Task description:
Report the count of lines where the string "style" appears, and nothing else.

^^^^^^^^^^^^^^^^

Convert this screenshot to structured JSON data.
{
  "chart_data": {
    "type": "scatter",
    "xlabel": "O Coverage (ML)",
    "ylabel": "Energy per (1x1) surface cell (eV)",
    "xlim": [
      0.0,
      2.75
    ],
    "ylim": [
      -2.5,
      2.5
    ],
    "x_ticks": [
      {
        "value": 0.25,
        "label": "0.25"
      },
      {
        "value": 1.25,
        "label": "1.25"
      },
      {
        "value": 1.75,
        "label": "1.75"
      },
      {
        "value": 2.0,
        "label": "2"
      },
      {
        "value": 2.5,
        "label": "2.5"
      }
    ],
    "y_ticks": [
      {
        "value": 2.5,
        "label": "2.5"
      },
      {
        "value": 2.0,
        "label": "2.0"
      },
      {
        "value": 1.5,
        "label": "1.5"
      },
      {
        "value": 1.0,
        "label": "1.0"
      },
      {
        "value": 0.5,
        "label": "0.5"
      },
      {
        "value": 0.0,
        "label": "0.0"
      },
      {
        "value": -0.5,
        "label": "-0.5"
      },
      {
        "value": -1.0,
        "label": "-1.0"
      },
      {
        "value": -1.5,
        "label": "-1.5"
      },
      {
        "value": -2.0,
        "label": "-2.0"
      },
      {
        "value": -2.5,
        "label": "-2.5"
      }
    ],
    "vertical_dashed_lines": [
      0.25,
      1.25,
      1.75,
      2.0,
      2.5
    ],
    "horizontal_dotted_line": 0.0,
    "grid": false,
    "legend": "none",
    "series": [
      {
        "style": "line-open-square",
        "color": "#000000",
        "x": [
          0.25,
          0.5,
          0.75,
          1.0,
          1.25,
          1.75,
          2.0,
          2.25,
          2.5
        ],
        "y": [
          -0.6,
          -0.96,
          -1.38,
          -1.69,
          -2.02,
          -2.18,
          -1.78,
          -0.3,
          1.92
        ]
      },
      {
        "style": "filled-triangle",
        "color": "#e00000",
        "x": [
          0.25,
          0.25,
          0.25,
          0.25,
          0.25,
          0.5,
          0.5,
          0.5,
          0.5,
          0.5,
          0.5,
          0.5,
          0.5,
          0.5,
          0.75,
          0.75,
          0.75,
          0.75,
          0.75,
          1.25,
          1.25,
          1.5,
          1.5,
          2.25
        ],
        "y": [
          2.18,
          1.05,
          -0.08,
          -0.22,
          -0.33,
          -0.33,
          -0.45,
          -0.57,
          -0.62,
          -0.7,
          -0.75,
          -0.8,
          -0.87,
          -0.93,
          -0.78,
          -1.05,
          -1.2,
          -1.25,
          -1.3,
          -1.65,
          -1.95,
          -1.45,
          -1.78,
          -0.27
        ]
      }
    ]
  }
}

^^^^^^^^^^^^^^^^

Solved problem:
2